▶ _Pasaje seleccionado_:
El caso es que una vez recuperado ese enjambre, no sabían muy bien qué hacer con él. Lo metieron en una caja y se pusieron a debatir. Una de las opciones que barajaron al principio fue llevárselo a algún integrante del potente sector apicultor de la provincia de Valencia, donde hay una honda tradición apícola y núcleos significativos como Ayora, Montroi, Montserrat… Pero acabó imponiéndose la idea de formar una colmena en la terraza de su sede. «Aquello fue el inicio del colmenar municipal», apostilla Santiago, que acaba de jubilarse después de toda una vida trabajando para el Ayuntamiento de València como técnico agrícola especializado en jardinería urbana, aunque él nació en París hace 68 años después de que la familia, originaria de Durango (Vizcaya), emigrara a Francia durante la Guerra Civil.

El Observatorio firmó un convenio con Bomberos después de constatar que ese año, en 2016, con el mundo preguntándose por qué ya no había abejas en el campo, se multiplicaron las llamadas de ciudadanos alertados al detectar enjambres en un entorno urbano. «Nos dimos cuenta de que las abejas, que al principio estaban en el campo, se estaban yendo a la ciudad porque en el campo empezaba a escasear el agua, había menos flores para pecorear y su hábitat estaba intoxicado por plaguicidas e insecticidas. Un fenómeno global conocido como ‘el colapso de la colmena’, según la definición de Dave Roubik (investigador del Instituto Smithsoniano) y cuyo origen aún se desconoce. Se sabe, eso sí, que el medioambiente se ha vuelto inadecuado para ellas y se refugiaron en las ciudades», argumenta Uribarrena. Lo hace recordando que ese año aparecieron cerca de trescientos enjambres en València.

Con el tiempo y mucha divulgación van logrando que crezca el colmenar municipal, que ya está desperdigado por Viveros, Patraix, Malilla, el edificio Punt de Gantxo que hay detrás de la Catedral de València, y dentro de poco también en Nazaret. Aún quedan muchos de los cincuenta y nueve barrios y doce distritos de la ciudad, pero algo es algo. Llegar a la presencia que tienen en otras grandes ciudades europeas como Londres, París o Berlín aún es una utopía y, como para demostrarlo, Santiago saca una caja dividida en pequeños compartimentos y cuenta que el tarro que hay en cada uno es una muestra de la miel de un barrio diferente de Viena. «A nosotros aún nos falta mucho para llegar hasta ahí, pero el nuestro es un proyecto a largo plazo». Aunque antes hay otra prioridad: «Ahora queremos cambiar la legislación estatal, que está pensada para la producción industrial, para que la ciudadanía pueda tener colmenas de autoconsumo».

Hoteles con su propia miel

Muchos grandes hoteles europeos, como el Eiffel Park, en el centro de París, ofrecen cada mañana a sus huéspedes miel que producen ellos mismos en su azotea. Más de ciento cincuenta litros de miel al año. En Nueva York no se legalizó la apicultura urbana hasta 2010, quizá influenciados porque un año antes la chef de la Casa Blanca, la filipina Cristeta Comerford, propuso tener miel propia. El encargo le llegó a un carpintero aficionado a las abejas que acabó convertido en apicultor jefe. Los Obama estaban encantados con su autoabastecimiento. Tanto que Michelle regalaba a sus visitantes tarros de este producto de los jardines del 1600 de la avenida Pensilvania de Washington y Barack se rumoreaba que hacía una cerveza artesanal con un toque de esta misma miel.

Listados de regiones anotadas
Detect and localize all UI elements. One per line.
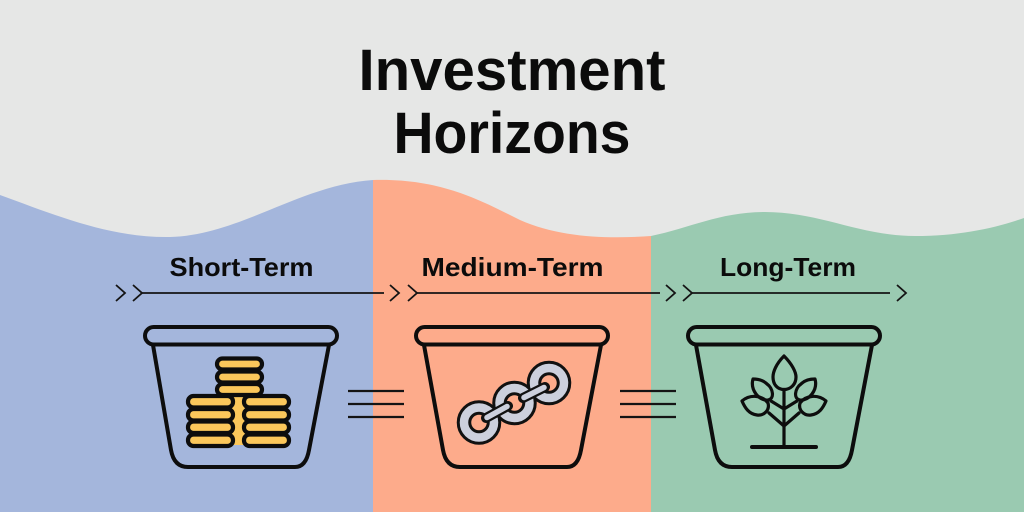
bucket: short-term [145, 327, 337, 467]
bucket: medium-term [416, 327, 608, 467]
panel: long-term background [651, 212, 1024, 512]
heading: short-term: Short-Term [170, 252, 314, 282]
icon: sapling [742, 356, 826, 447]
connector: medium to long [620, 391, 676, 417]
title: Horizons [394, 101, 630, 166]
panel: medium-term background [373, 180, 651, 512]
bucket: long-term [688, 327, 880, 467]
heading: medium-term: Medium-Term [422, 252, 604, 282]
title: Investment [358, 38, 666, 103]
title [358, 38, 666, 166]
connector: short to medium [348, 391, 404, 417]
panel: short-term background [0, 180, 373, 512]
arrow: long-term timeline [666, 285, 906, 301]
arrow: short-term timeline [116, 285, 384, 301]
heading: long-term: Long-Term [720, 252, 856, 282]
icon: chain links [464, 368, 564, 438]
arrow: medium-term timeline [390, 285, 660, 301]
icon: coin stacks [188, 358, 289, 446]
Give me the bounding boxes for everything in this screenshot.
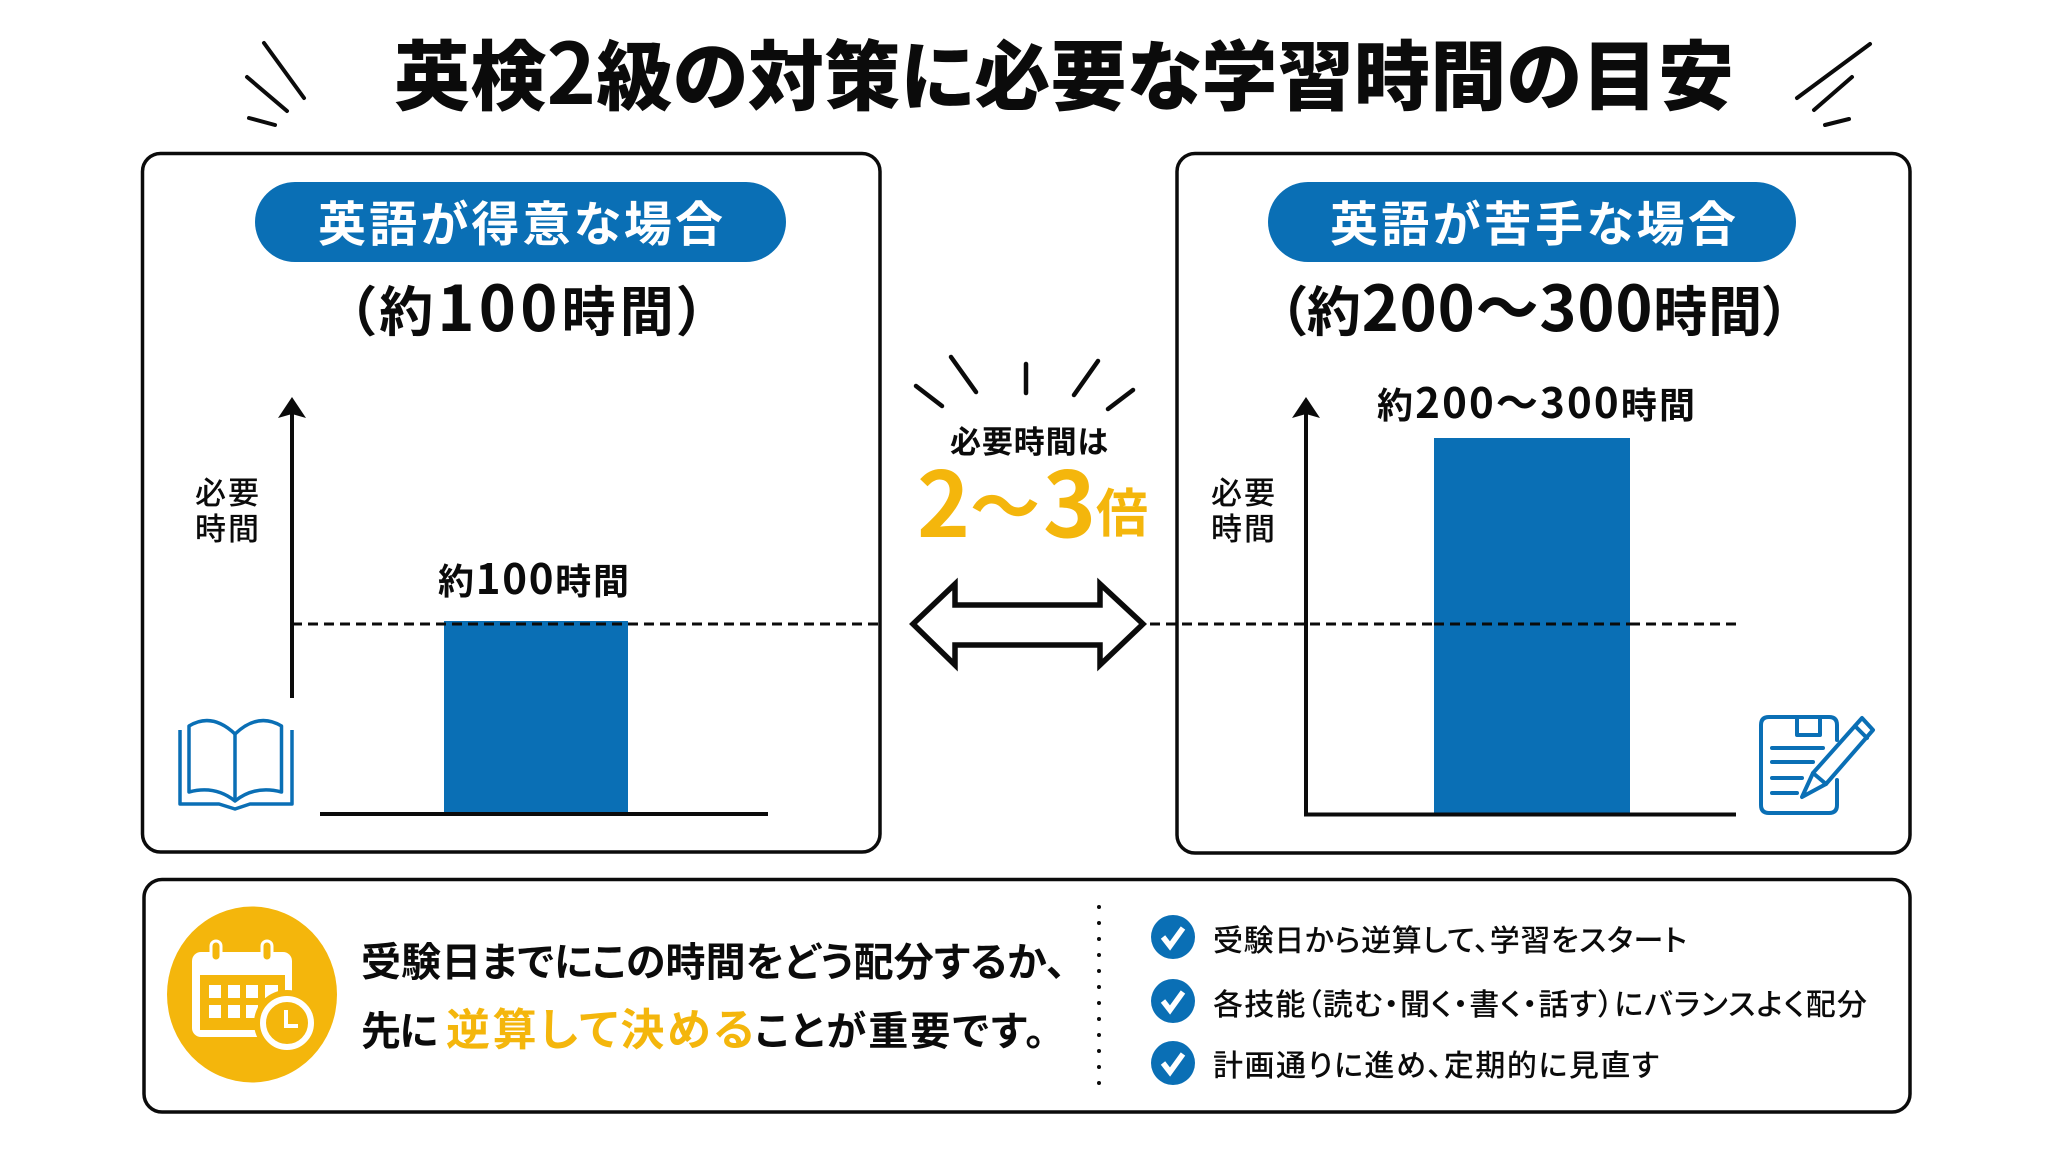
- dotted divider: [1097, 907, 1101, 1088]
- y axis label: 時間: [1211, 504, 1275, 549]
- heading pill: [255, 182, 786, 262]
- panel: weak in English: [1177, 154, 1910, 853]
- multiplier unit: 倍: [1096, 472, 1148, 547]
- icon: document and pencil: [1761, 717, 1873, 813]
- y axis label: 必要: [195, 468, 259, 513]
- check item 1: 受験日から逆算して、学習をスタート: [1213, 916, 1687, 960]
- reference dashed line across panels: [292, 622, 1740, 626]
- heading pill: 英語が得意な場合: [318, 185, 723, 255]
- panel frame: [142, 154, 880, 852]
- y axis arrow: [278, 397, 306, 698]
- heading pill: [1268, 182, 1796, 262]
- bar value label: 約100時間: [438, 546, 629, 607]
- bar: [444, 621, 628, 814]
- multiplier number: [917, 433, 1096, 563]
- icon: left title emphasis rays: [247, 43, 304, 125]
- dashed reference overlay on bar: [1434, 622, 1630, 626]
- callout label: 必要時間は: [950, 417, 1108, 462]
- bar: [1434, 438, 1630, 814]
- icon: open book: [180, 721, 292, 809]
- centre comparison callout: [913, 357, 1148, 665]
- advice text: ことが重要です。: [755, 999, 1045, 1057]
- panel frame: [144, 880, 1910, 1112]
- checklist: [1151, 915, 1867, 1085]
- check item 3: 計画通りに進め、定期的に見直す: [1213, 1041, 1659, 1085]
- baseline: [320, 812, 768, 816]
- multiplier number: 2: [917, 433, 970, 563]
- y axis label: 必要: [1211, 468, 1275, 513]
- baseline: [1304, 812, 1736, 816]
- icon: right title emphasis rays: [1797, 44, 1870, 125]
- advice text: 逆算して決める: [446, 994, 754, 1058]
- advice text: [361, 930, 1066, 1058]
- panel frame: [1177, 154, 1910, 853]
- double-headed arrow: [913, 584, 1143, 665]
- advice text: 受験日までにこの時間をどう配分するか、: [361, 930, 1066, 988]
- icon: calendar with clock: [167, 906, 337, 1082]
- y axis arrow: [1292, 397, 1320, 816]
- hours subheading: （約100時間）: [348, 259, 705, 350]
- advice text: 先に: [361, 999, 438, 1057]
- check item 2: 各技能（読む・聞く・書く・話す）にバランスよく配分: [1213, 980, 1867, 1024]
- panel: strong in English: [142, 154, 880, 852]
- hours subheading: （約200〜300時間）: [1279, 259, 1790, 350]
- panel: planning advice: [144, 880, 1910, 1112]
- bar chart: about 100 hours: [195, 397, 768, 814]
- title: 英検2級の対策に必要な学習時間の目安: [394, 8, 1734, 129]
- multiplier number: 〜: [970, 452, 1040, 553]
- icon: emphasis rays: [916, 357, 1133, 409]
- y axis label: 時間: [195, 504, 259, 549]
- bar value label: 約200〜300時間: [1377, 370, 1695, 431]
- multiplier number: 3: [1043, 433, 1096, 563]
- heading pill: 英語が苦手な場合: [1330, 185, 1736, 255]
- bar chart: about 200 to 300 hours: [1211, 370, 1736, 816]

▶ _Tareas por hacer_:
1: Según el pasaje seleccionado, ¿en qué año se legalizó la apicultura urbana en Nueva York?
2: Transcribe sin cambios las líneas del listado que van desde la que contiene "bucket: short-term [145, 327, 337, 467]" hasta la que contiene "connector: medium to", ambas incluidas.

▶ _Resultados en orden_:
1: En 2010.

2:
bucket: short-term [145, 327, 337, 467]
bucket: medium-term [416, 327, 608, 467]
panel: long-term background [651, 212, 1024, 512]
heading: short-term: Short-Term [170, 252, 314, 282]
icon: sapling [742, 356, 826, 447]
connector: medium to long [620, 391, 676, 417]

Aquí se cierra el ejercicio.